**Written task**
Tally the lines below that contain the word "edible", and give only that number.

**Information given**
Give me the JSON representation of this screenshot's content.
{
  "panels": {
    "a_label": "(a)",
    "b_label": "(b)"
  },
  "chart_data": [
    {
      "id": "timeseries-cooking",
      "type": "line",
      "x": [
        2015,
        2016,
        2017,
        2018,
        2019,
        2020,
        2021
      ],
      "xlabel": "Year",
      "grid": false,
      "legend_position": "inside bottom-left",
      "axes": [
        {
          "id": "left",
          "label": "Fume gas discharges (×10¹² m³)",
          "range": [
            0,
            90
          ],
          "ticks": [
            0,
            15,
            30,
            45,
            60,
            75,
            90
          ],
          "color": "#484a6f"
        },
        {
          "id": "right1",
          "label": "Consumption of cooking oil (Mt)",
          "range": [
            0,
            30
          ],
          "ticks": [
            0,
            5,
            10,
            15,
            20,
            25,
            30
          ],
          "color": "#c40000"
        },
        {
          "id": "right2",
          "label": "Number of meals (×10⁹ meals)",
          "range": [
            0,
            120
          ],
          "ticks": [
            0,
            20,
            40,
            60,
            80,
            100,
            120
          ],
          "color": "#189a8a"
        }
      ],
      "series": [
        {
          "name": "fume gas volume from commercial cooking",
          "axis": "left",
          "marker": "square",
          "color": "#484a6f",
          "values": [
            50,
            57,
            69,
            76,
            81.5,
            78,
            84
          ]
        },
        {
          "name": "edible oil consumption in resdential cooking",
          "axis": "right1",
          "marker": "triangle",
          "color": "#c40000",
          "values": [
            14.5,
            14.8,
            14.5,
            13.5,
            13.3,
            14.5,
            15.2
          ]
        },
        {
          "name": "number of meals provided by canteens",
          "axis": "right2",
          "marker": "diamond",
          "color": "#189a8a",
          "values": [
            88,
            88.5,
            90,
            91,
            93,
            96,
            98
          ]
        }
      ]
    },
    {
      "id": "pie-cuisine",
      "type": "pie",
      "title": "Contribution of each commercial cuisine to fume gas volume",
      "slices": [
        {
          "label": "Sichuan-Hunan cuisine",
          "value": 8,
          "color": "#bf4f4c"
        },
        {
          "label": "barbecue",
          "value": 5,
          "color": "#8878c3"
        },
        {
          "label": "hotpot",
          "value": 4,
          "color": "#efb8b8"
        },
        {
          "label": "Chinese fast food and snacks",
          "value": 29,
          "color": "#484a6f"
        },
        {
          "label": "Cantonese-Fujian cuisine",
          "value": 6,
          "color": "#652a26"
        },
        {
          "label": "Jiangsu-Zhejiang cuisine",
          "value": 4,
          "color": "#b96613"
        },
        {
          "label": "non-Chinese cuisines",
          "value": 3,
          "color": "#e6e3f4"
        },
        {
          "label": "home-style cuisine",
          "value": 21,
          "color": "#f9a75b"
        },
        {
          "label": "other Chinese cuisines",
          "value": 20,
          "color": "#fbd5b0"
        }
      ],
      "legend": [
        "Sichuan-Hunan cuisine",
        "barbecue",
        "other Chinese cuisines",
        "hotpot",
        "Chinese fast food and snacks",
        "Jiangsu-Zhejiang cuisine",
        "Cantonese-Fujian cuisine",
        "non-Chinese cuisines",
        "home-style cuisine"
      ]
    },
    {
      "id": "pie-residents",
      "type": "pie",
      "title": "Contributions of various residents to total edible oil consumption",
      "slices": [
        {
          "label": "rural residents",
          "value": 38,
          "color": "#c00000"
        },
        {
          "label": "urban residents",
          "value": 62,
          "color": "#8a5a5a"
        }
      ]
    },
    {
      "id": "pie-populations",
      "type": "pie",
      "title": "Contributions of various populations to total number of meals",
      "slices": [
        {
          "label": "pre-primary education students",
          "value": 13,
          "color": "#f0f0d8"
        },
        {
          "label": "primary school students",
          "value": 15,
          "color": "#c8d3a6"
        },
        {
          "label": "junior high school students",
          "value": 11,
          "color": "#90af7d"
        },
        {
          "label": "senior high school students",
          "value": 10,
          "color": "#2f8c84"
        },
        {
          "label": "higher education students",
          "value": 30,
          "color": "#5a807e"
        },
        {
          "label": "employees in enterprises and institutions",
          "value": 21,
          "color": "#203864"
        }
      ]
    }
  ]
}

**Output for this exercise**
2